INSTRUCTIONS FOR THE TASK — Do not include the pictures; repeat the rest of the data exactly.

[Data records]
* * * * * * *

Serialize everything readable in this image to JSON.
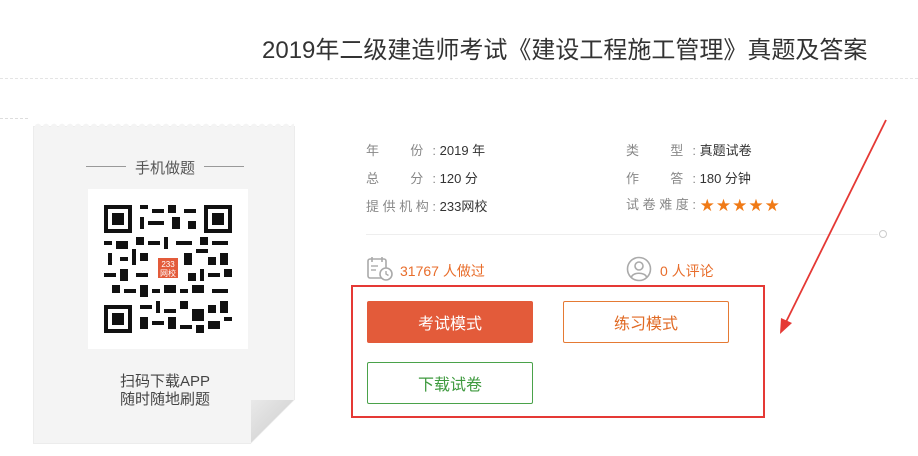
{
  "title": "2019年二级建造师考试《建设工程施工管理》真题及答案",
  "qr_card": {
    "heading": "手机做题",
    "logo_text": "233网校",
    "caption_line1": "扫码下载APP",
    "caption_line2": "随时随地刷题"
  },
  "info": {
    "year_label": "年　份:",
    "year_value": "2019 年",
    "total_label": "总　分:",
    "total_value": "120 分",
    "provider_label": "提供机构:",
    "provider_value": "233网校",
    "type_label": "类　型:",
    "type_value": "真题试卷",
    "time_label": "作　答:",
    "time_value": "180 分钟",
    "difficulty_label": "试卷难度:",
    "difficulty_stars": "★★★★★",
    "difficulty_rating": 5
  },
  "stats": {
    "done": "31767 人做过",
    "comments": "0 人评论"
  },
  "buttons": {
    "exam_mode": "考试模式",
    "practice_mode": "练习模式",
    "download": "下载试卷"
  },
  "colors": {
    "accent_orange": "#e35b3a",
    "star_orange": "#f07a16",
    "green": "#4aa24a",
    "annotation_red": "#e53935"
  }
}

* * * * * * *

TASK RESPONSE —
Serialize everything readable in this image to JSON.
{
  "title": "2019年二级建造师考试《建设工程施工管理》真题及答案",
  "qr_card": {
    "heading": "手机做题",
    "logo_text": "233网校",
    "caption_line1": "扫码下载APP",
    "caption_line2": "随时随地刷题"
  },
  "info": {
    "year_label": "年　份:",
    "year_value": "2019 年",
    "total_label": "总　分:",
    "total_value": "120 分",
    "provider_label": "提供机构:",
    "provider_value": "233网校",
    "type_label": "类　型:",
    "type_value": "真题试卷",
    "time_label": "作　答:",
    "time_value": "180 分钟",
    "difficulty_label": "试卷难度:",
    "difficulty_stars": "★★★★★",
    "difficulty_rating": 5
  },
  "stats": {
    "done": "31767 人做过",
    "comments": "0 人评论"
  },
  "buttons": {
    "exam_mode": "考试模式",
    "practice_mode": "练习模式",
    "download": "下载试卷"
  },
  "colors": {
    "accent_orange": "#e35b3a",
    "star_orange": "#f07a16",
    "green": "#4aa24a",
    "annotation_red": "#e53935"
  }
}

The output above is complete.